▸ Your instructions
Report every line from the material that contains the word "both".

-=-=-

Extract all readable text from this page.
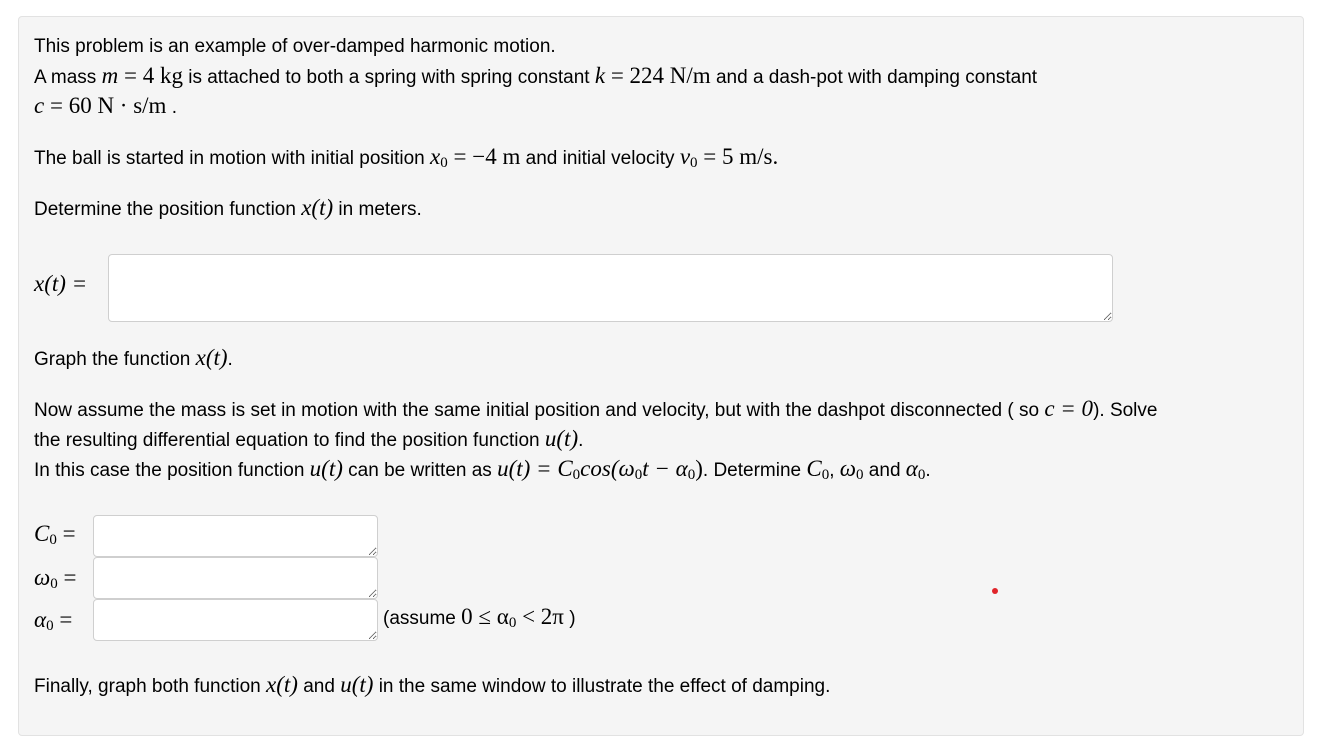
This problem is an example of over-damped harmonic motion.
A mass m = 4 kg is attached to both a spring with spring constant k = 224 N/m and a dash-pot with damping constant
c = 60 N · s/m .
The ball is started in motion with initial position $x_0 = -4$ m and initial velocity $v_0 = 5$ m/s.
Determine the position function x(t) in meters.
x(t) =
Graph the function x(t).
Now assume the mass is set in motion with the same initial position and velocity, but with the dashpot disconnected ( so c = 0). Solve
the resulting differential equation to find the position function u(t).
In this case the position function u(t) can be written as $u(t) = C_0\cos(\omega_0t - \alpha_0)$. Determine $C_0$, $\omega_0$ and $\alpha_0$.
$C_0$ =
$\omega_0$ =
$\alpha_0$ =	(assume $0 \le \alpha_0 < 2\pi$ )
Finally, graph both function x(t) and u(t) in the same window to illustrate the effect of damping.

-=-=-

▸ Complete output
A mass m = 4 kg is attached to both a spring with spring constant k = 224 N/m and a dash-pot with damping constant
Finally, graph both function x(t) and u(t) in the same window to illustrate the effect of damping.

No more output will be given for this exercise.